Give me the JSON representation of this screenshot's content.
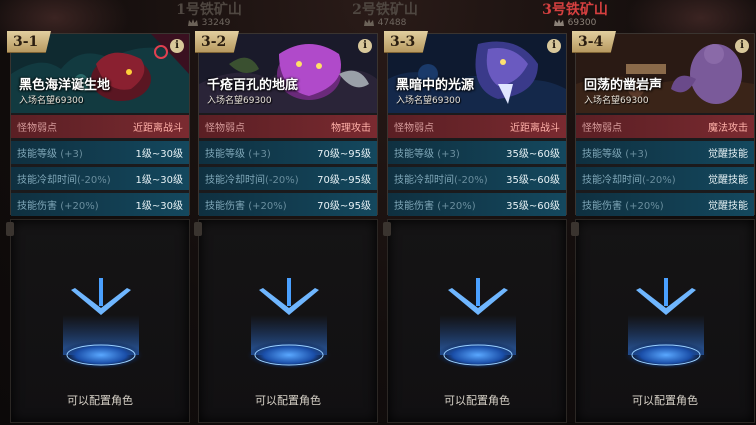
{
  "mines": [
    {
      "name": "1号铁矿山",
      "rep": "33249",
      "active": false
    },
    {
      "name": "2号铁矿山",
      "rep": "47488",
      "active": false
    },
    {
      "name": "3号铁矿山",
      "rep": "69300",
      "active": true
    }
  ],
  "cards": [
    {
      "stage": "3-1",
      "title": "黑色海洋诞生地",
      "entry": "入场名望69300",
      "weak_label": "怪物弱点",
      "weak_value": "近距离战斗",
      "rows": [
        {
          "label": "技能等级",
          "mod": "(+3)",
          "value": "1级~30级"
        },
        {
          "label": "技能冷却时间",
          "mod": "(-20%)",
          "value": "1级~30级"
        },
        {
          "label": "技能伤害",
          "mod": "(+20%)",
          "value": "1级~30级"
        }
      ],
      "slot_text": "可以配置角色"
    },
    {
      "stage": "3-2",
      "title": "千疮百孔的地底",
      "entry": "入场名望69300",
      "weak_label": "怪物弱点",
      "weak_value": "物理攻击",
      "rows": [
        {
          "label": "技能等级",
          "mod": "(+3)",
          "value": "70级~95级"
        },
        {
          "label": "技能冷却时间",
          "mod": "(-20%)",
          "value": "70级~95级"
        },
        {
          "label": "技能伤害",
          "mod": "(+20%)",
          "value": "70级~95级"
        }
      ],
      "slot_text": "可以配置角色"
    },
    {
      "stage": "3-3",
      "title": "黑暗中的光源",
      "entry": "入场名望69300",
      "weak_label": "怪物弱点",
      "weak_value": "近距离战斗",
      "rows": [
        {
          "label": "技能等级",
          "mod": "(+3)",
          "value": "35级~60级"
        },
        {
          "label": "技能冷却时间",
          "mod": "(-20%)",
          "value": "35级~60级"
        },
        {
          "label": "技能伤害",
          "mod": "(+20%)",
          "value": "35级~60级"
        }
      ],
      "slot_text": "可以配置角色"
    },
    {
      "stage": "3-4",
      "title": "回荡的凿岩声",
      "entry": "入场名望69300",
      "weak_label": "怪物弱点",
      "weak_value": "魔法攻击",
      "rows": [
        {
          "label": "技能等级",
          "mod": "(+3)",
          "value": "觉醒技能"
        },
        {
          "label": "技能冷却时间",
          "mod": "(-20%)",
          "value": "觉醒技能"
        },
        {
          "label": "技能伤害",
          "mod": "(+20%)",
          "value": "觉醒技能"
        }
      ],
      "slot_text": "可以配置角色"
    }
  ],
  "info_glyph": "i",
  "icons": {
    "info": "info-icon",
    "crown": "crown-icon",
    "arrow": "down-arrow-icon"
  }
}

====================

_Exercise objective_. The records above are to be quoted exactly, with all pictures left out.

_Answer to the problem_.
Give me the JSON representation of this screenshot's content.
{
  "mines": [
    {
      "name": "1号铁矿山",
      "rep": "33249",
      "active": false
    },
    {
      "name": "2号铁矿山",
      "rep": "47488",
      "active": false
    },
    {
      "name": "3号铁矿山",
      "rep": "69300",
      "active": true
    }
  ],
  "cards": [
    {
      "stage": "3-1",
      "title": "黑色海洋诞生地",
      "entry": "入场名望69300",
      "weak_label": "怪物弱点",
      "weak_value": "近距离战斗",
      "rows": [
        {
          "label": "技能等级",
          "mod": "(+3)",
          "value": "1级~30级"
        },
        {
          "label": "技能冷却时间",
          "mod": "(-20%)",
          "value": "1级~30级"
        },
        {
          "label": "技能伤害",
          "mod": "(+20%)",
          "value": "1级~30级"
        }
      ],
      "slot_text": "可以配置角色"
    },
    {
      "stage": "3-2",
      "title": "千疮百孔的地底",
      "entry": "入场名望69300",
      "weak_label": "怪物弱点",
      "weak_value": "物理攻击",
      "rows": [
        {
          "label": "技能等级",
          "mod": "(+3)",
          "value": "70级~95级"
        },
        {
          "label": "技能冷却时间",
          "mod": "(-20%)",
          "value": "70级~95级"
        },
        {
          "label": "技能伤害",
          "mod": "(+20%)",
          "value": "70级~95级"
        }
      ],
      "slot_text": "可以配置角色"
    },
    {
      "stage": "3-3",
      "title": "黑暗中的光源",
      "entry": "入场名望69300",
      "weak_label": "怪物弱点",
      "weak_value": "近距离战斗",
      "rows": [
        {
          "label": "技能等级",
          "mod": "(+3)",
          "value": "35级~60级"
        },
        {
          "label": "技能冷却时间",
          "mod": "(-20%)",
          "value": "35级~60级"
        },
        {
          "label": "技能伤害",
          "mod": "(+20%)",
          "value": "35级~60级"
        }
      ],
      "slot_text": "可以配置角色"
    },
    {
      "stage": "3-4",
      "title": "回荡的凿岩声",
      "entry": "入场名望69300",
      "weak_label": "怪物弱点",
      "weak_value": "魔法攻击",
      "rows": [
        {
          "label": "技能等级",
          "mod": "(+3)",
          "value": "觉醒技能"
        },
        {
          "label": "技能冷却时间",
          "mod": "(-20%)",
          "value": "觉醒技能"
        },
        {
          "label": "技能伤害",
          "mod": "(+20%)",
          "value": "觉醒技能"
        }
      ],
      "slot_text": "可以配置角色"
    }
  ],
  "info_glyph": "i",
  "icons": {
    "info": "info-icon",
    "crown": "crown-icon",
    "arrow": "down-arrow-icon"
  }
}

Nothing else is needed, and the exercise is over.